Reproduce the whole listing, character for character.

[Figure dataset records]
━━━━━━━━━━

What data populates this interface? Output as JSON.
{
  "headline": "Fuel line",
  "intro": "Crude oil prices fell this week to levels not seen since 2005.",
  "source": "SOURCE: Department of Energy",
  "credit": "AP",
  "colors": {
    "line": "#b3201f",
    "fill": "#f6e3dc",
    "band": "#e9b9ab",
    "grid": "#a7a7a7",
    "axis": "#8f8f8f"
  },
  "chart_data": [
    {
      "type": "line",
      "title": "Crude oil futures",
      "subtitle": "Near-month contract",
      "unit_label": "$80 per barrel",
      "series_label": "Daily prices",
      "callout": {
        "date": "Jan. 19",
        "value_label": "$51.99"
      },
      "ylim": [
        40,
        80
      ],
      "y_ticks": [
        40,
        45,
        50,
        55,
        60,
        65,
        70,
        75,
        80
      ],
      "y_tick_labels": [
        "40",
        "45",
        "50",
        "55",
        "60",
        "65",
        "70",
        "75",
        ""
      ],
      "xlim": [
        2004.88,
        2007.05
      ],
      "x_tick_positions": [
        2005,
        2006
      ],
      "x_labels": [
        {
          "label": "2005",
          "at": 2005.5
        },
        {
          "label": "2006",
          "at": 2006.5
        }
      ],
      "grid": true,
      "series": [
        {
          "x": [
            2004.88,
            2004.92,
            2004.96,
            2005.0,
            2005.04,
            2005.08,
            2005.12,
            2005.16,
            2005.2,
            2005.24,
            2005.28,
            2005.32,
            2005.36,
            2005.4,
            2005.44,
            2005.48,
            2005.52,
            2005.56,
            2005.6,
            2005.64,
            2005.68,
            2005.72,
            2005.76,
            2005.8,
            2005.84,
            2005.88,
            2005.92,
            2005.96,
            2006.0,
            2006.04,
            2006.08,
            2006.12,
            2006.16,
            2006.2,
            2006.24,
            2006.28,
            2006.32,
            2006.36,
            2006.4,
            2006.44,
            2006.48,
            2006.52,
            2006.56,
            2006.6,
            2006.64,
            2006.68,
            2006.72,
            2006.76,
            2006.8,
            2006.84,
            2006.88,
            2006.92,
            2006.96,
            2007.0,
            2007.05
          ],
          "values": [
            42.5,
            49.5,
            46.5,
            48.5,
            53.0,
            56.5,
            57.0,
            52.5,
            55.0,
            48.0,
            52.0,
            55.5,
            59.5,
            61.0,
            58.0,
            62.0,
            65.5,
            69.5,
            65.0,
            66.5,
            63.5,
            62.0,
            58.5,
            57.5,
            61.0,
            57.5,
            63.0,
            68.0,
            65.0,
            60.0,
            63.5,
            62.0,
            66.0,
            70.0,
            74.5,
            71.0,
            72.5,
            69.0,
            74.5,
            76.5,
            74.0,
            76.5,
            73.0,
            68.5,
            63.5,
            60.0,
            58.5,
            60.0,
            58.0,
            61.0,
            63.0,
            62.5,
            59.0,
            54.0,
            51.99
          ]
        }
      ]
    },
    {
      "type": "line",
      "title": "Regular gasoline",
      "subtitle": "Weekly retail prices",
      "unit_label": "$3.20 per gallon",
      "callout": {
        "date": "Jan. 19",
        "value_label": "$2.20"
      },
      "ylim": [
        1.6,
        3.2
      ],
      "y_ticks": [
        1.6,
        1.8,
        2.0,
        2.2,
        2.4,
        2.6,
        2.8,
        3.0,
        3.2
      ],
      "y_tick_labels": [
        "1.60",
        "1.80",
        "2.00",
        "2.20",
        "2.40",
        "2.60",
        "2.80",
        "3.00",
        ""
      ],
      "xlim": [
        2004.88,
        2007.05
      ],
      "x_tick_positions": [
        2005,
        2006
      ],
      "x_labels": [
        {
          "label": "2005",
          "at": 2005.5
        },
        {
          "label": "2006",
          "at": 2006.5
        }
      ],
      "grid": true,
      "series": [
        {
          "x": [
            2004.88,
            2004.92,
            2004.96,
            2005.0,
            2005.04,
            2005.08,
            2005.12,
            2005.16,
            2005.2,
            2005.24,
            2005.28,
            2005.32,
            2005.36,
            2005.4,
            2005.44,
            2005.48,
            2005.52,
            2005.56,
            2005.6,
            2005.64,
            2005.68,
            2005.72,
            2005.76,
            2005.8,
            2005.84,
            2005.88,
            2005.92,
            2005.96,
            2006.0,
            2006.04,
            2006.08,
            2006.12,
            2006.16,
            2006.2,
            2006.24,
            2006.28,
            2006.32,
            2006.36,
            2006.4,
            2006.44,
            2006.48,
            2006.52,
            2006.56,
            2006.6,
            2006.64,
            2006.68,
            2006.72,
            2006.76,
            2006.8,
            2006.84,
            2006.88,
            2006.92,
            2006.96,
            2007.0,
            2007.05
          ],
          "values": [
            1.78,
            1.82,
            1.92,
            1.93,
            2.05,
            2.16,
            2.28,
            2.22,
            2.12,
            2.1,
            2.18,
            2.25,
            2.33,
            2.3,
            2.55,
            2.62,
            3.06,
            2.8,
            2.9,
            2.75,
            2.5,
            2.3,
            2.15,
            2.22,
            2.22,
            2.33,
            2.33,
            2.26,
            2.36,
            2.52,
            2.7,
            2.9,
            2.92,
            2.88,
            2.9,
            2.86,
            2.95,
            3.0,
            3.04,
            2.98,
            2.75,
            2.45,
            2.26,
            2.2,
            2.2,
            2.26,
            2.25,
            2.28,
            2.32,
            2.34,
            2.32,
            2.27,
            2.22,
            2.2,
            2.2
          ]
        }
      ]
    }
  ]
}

━━━━━━━━━━

Output of the exercise ::
What data populates this interface? Output as JSON.
{
  "headline": "Fuel line",
  "intro": "Crude oil prices fell this week to levels not seen since 2005.",
  "source": "SOURCE: Department of Energy",
  "credit": "AP",
  "colors": {
    "line": "#b3201f",
    "fill": "#f6e3dc",
    "band": "#e9b9ab",
    "grid": "#a7a7a7",
    "axis": "#8f8f8f"
  },
  "chart_data": [
    {
      "type": "line",
      "title": "Crude oil futures",
      "subtitle": "Near-month contract",
      "unit_label": "$80 per barrel",
      "series_label": "Daily prices",
      "callout": {
        "date": "Jan. 19",
        "value_label": "$51.99"
      },
      "ylim": [
        40,
        80
      ],
      "y_ticks": [
        40,
        45,
        50,
        55,
        60,
        65,
        70,
        75,
        80
      ],
      "y_tick_labels": [
        "40",
        "45",
        "50",
        "55",
        "60",
        "65",
        "70",
        "75",
        ""
      ],
      "xlim": [
        2004.88,
        2007.05
      ],
      "x_tick_positions": [
        2005,
        2006
      ],
      "x_labels": [
        {
          "label": "2005",
          "at": 2005.5
        },
        {
          "label": "2006",
          "at": 2006.5
        }
      ],
      "grid": true,
      "series": [
        {
          "x": [
            2004.88,
            2004.92,
            2004.96,
            2005.0,
            2005.04,
            2005.08,
            2005.12,
            2005.16,
            2005.2,
            2005.24,
            2005.28,
            2005.32,
            2005.36,
            2005.4,
            2005.44,
            2005.48,
            2005.52,
            2005.56,
            2005.6,
            2005.64,
            2005.68,
            2005.72,
            2005.76,
            2005.8,
            2005.84,
            2005.88,
            2005.92,
            2005.96,
            2006.0,
            2006.04,
            2006.08,
            2006.12,
            2006.16,
            2006.2,
            2006.24,
            2006.28,
            2006.32,
            2006.36,
            2006.4,
            2006.44,
            2006.48,
            2006.52,
            2006.56,
            2006.6,
            2006.64,
            2006.68,
            2006.72,
            2006.76,
            2006.8,
            2006.84,
            2006.88,
            2006.92,
            2006.96,
            2007.0,
            2007.05
          ],
          "values": [
            42.5,
            49.5,
            46.5,
            48.5,
            53.0,
            56.5,
            57.0,
            52.5,
            55.0,
            48.0,
            52.0,
            55.5,
            59.5,
            61.0,
            58.0,
            62.0,
            65.5,
            69.5,
            65.0,
            66.5,
            63.5,
            62.0,
            58.5,
            57.5,
            61.0,
            57.5,
            63.0,
            68.0,
            65.0,
            60.0,
            63.5,
            62.0,
            66.0,
            70.0,
            74.5,
            71.0,
            72.5,
            69.0,
            74.5,
            76.5,
            74.0,
            76.5,
            73.0,
            68.5,
            63.5,
            60.0,
            58.5,
            60.0,
            58.0,
            61.0,
            63.0,
            62.5,
            59.0,
            54.0,
            51.99
          ]
        }
      ]
    },
    {
      "type": "line",
      "title": "Regular gasoline",
      "subtitle": "Weekly retail prices",
      "unit_label": "$3.20 per gallon",
      "callout": {
        "date": "Jan. 19",
        "value_label": "$2.20"
      },
      "ylim": [
        1.6,
        3.2
      ],
      "y_ticks": [
        1.6,
        1.8,
        2.0,
        2.2,
        2.4,
        2.6,
        2.8,
        3.0,
        3.2
      ],
      "y_tick_labels": [
        "1.60",
        "1.80",
        "2.00",
        "2.20",
        "2.40",
        "2.60",
        "2.80",
        "3.00",
        ""
      ],
      "xlim": [
        2004.88,
        2007.05
      ],
      "x_tick_positions": [
        2005,
        2006
      ],
      "x_labels": [
        {
          "label": "2005",
          "at": 2005.5
        },
        {
          "label": "2006",
          "at": 2006.5
        }
      ],
      "grid": true,
      "series": [
        {
          "x": [
            2004.88,
            2004.92,
            2004.96,
            2005.0,
            2005.04,
            2005.08,
            2005.12,
            2005.16,
            2005.2,
            2005.24,
            2005.28,
            2005.32,
            2005.36,
            2005.4,
            2005.44,
            2005.48,
            2005.52,
            2005.56,
            2005.6,
            2005.64,
            2005.68,
            2005.72,
            2005.76,
            2005.8,
            2005.84,
            2005.88,
            2005.92,
            2005.96,
            2006.0,
            2006.04,
            2006.08,
            2006.12,
            2006.16,
            2006.2,
            2006.24,
            2006.28,
            2006.32,
            2006.36,
            2006.4,
            2006.44,
            2006.48,
            2006.52,
            2006.56,
            2006.6,
            2006.64,
            2006.68,
            2006.72,
            2006.76,
            2006.8,
            2006.84,
            2006.88,
            2006.92,
            2006.96,
            2007.0,
            2007.05
          ],
          "values": [
            1.78,
            1.82,
            1.92,
            1.93,
            2.05,
            2.16,
            2.28,
            2.22,
            2.12,
            2.1,
            2.18,
            2.25,
            2.33,
            2.3,
            2.55,
            2.62,
            3.06,
            2.8,
            2.9,
            2.75,
            2.5,
            2.3,
            2.15,
            2.22,
            2.22,
            2.33,
            2.33,
            2.26,
            2.36,
            2.52,
            2.7,
            2.9,
            2.92,
            2.88,
            2.9,
            2.86,
            2.95,
            3.0,
            3.04,
            2.98,
            2.75,
            2.45,
            2.26,
            2.2,
            2.2,
            2.26,
            2.25,
            2.28,
            2.32,
            2.34,
            2.32,
            2.27,
            2.22,
            2.2,
            2.2
          ]
        }
      ]
    }
  ]
}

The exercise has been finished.